>> START Supplied records

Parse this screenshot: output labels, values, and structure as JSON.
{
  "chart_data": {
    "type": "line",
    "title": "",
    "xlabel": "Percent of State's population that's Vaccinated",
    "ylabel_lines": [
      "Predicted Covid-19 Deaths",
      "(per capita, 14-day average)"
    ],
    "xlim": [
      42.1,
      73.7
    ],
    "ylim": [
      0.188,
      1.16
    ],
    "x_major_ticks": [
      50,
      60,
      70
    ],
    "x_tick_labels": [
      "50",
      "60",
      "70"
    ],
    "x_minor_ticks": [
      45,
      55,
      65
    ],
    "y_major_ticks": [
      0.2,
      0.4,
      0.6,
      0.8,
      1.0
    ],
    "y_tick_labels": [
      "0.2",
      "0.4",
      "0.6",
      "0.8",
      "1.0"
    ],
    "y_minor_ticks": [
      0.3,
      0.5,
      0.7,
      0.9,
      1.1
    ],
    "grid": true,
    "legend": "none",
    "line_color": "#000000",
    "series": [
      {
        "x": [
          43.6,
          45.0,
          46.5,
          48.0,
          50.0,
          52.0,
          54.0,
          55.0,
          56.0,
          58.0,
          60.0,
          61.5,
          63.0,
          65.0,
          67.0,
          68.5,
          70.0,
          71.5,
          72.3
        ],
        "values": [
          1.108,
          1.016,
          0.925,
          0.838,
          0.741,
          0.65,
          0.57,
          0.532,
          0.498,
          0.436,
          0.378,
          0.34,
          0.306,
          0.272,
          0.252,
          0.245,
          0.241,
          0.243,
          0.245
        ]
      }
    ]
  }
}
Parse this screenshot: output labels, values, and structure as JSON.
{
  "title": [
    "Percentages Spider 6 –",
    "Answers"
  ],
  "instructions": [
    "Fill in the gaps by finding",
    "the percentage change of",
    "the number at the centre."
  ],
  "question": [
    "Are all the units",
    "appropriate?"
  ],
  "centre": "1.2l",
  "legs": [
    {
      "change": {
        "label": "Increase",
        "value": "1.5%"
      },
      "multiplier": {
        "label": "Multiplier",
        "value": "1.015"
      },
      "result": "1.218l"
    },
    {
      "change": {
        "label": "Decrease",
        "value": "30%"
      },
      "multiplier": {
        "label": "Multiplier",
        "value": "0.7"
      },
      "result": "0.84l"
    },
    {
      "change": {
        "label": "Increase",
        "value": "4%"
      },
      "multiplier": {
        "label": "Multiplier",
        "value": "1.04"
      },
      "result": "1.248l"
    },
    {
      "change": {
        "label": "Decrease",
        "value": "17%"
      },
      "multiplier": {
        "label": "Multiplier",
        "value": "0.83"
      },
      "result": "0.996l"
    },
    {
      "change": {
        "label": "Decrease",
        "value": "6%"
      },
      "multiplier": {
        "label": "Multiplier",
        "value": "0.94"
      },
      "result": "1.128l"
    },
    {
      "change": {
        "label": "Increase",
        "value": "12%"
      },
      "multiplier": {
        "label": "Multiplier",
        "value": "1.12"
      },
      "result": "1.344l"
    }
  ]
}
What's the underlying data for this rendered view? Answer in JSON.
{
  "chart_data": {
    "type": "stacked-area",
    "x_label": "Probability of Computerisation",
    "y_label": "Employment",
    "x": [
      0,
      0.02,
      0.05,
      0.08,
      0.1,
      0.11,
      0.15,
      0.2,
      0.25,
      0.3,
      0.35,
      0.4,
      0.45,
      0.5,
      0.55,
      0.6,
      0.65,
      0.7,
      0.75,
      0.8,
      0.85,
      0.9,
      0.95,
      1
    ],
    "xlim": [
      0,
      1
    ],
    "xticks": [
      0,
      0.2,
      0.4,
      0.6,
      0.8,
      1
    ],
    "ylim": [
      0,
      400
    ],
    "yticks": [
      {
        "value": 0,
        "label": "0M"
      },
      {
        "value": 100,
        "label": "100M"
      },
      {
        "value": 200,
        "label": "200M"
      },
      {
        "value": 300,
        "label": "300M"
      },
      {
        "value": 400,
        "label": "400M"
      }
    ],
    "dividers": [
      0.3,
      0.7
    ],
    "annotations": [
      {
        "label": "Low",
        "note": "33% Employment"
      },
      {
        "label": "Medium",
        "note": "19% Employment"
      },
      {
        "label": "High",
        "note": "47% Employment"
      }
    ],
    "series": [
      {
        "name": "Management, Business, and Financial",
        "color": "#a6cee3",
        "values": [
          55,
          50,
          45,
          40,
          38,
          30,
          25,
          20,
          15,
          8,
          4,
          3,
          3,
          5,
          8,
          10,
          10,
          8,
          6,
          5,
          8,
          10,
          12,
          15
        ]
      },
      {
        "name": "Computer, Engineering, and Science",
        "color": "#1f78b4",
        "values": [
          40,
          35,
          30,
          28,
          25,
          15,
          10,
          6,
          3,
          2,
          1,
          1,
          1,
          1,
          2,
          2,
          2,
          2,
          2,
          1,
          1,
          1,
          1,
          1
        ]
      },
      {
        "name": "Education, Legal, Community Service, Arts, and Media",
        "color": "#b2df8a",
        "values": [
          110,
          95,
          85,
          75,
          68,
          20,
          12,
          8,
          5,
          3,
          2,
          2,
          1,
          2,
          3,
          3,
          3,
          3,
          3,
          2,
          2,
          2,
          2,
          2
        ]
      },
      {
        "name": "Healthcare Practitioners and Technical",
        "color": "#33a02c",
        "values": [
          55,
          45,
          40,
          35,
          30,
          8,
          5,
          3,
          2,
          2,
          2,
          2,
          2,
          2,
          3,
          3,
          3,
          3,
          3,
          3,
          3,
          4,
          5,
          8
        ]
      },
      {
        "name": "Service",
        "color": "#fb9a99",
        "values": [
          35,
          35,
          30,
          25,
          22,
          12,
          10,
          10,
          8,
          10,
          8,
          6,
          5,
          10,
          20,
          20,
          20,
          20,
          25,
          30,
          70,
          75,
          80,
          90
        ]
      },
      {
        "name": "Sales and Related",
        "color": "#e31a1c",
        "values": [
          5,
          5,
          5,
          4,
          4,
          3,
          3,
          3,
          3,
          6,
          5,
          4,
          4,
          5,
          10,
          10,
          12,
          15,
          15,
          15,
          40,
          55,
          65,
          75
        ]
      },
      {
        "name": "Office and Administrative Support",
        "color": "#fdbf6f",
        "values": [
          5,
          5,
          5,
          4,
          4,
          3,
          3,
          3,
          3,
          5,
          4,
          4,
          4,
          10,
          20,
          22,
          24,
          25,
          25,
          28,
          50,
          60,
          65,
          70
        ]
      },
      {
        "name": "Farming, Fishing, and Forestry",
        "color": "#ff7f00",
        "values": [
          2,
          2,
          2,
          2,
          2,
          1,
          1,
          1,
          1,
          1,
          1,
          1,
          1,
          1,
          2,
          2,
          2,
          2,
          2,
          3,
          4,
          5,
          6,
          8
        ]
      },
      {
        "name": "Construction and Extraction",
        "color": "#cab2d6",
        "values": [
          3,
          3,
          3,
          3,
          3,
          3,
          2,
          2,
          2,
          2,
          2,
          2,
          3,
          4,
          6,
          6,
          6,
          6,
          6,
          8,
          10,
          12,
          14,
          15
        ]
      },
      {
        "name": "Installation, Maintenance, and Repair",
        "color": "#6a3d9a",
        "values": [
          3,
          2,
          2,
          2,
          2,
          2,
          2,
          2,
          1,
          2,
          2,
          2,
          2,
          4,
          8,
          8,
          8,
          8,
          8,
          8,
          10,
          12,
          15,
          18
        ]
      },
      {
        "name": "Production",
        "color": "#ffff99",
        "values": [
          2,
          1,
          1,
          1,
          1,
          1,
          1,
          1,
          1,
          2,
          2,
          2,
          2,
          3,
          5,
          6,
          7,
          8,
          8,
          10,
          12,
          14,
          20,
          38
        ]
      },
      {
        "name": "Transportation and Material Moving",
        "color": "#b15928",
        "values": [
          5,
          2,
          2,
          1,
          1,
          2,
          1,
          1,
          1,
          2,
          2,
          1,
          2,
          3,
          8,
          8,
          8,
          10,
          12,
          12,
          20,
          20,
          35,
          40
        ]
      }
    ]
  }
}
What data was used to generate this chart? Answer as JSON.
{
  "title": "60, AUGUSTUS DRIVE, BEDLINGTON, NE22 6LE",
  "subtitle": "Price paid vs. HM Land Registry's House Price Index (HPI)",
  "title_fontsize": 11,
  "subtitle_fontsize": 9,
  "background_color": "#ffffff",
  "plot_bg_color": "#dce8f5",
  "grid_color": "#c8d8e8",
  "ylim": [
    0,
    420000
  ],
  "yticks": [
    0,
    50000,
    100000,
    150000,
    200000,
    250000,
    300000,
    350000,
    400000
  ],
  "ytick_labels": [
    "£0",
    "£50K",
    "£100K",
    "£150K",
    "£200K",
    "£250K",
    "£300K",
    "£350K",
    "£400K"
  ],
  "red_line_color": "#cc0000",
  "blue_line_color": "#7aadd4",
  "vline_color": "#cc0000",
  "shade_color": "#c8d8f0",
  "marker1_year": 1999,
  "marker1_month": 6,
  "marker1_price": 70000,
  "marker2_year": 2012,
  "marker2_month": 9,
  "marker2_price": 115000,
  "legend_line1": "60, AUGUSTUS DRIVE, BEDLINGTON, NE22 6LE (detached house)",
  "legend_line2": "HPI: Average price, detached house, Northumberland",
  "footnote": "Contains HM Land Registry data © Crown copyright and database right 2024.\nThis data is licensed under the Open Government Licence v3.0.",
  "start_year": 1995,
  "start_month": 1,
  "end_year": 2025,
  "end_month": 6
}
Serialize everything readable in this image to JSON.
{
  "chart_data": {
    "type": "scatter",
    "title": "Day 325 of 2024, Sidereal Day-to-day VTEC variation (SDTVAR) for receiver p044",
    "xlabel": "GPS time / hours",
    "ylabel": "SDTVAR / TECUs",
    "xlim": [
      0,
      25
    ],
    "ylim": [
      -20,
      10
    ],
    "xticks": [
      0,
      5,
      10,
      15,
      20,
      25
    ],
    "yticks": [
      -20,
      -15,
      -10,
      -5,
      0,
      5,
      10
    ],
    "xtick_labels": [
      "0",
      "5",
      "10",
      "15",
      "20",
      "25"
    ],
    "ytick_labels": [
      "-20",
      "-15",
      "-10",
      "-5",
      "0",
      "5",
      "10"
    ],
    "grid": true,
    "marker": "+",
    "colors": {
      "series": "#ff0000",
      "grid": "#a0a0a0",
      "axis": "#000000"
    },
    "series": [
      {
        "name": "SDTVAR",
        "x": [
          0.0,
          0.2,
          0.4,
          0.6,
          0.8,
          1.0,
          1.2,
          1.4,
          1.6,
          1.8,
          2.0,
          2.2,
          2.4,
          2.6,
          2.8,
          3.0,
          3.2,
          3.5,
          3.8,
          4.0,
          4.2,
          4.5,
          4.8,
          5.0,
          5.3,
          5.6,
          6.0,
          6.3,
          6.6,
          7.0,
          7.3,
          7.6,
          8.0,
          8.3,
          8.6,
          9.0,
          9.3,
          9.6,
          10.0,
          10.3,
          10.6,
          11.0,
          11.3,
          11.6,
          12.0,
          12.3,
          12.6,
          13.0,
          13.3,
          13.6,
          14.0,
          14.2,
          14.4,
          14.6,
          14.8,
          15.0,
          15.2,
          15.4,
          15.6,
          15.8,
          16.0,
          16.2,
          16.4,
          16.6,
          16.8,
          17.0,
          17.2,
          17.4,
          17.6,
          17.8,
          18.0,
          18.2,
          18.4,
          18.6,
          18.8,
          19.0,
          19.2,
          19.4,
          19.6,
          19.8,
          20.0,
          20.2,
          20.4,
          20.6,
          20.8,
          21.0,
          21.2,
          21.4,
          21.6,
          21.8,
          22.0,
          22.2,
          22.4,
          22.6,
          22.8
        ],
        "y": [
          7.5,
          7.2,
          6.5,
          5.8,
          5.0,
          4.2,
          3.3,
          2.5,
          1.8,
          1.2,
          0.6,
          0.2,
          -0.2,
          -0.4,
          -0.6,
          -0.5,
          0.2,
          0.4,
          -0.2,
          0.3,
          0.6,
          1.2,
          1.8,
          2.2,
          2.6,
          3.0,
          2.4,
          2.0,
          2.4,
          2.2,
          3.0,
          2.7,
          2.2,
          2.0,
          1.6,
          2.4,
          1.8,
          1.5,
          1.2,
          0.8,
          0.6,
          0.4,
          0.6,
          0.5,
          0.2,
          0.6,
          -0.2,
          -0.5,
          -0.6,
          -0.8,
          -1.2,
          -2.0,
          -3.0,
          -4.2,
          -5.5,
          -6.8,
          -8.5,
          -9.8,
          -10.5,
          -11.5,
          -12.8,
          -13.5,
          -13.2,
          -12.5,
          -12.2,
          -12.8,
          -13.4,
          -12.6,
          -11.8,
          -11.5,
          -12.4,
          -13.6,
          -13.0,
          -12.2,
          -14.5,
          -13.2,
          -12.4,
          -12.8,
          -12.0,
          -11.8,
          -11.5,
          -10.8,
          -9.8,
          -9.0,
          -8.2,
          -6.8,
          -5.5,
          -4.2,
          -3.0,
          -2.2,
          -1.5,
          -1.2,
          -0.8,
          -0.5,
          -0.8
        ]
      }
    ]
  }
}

>> END Supplied records

What is being asked: In the entries above, locate every line with the word "Registry" and copy it.

Complete response:
  "subtitle": "Price paid vs. HM Land Registry's House Price Index (HPI)",
  "footnote": "Contains HM Land Registry data © Crown copyright and database right 2024.\nThis data is licensed under the Open Government Licence v3.0.",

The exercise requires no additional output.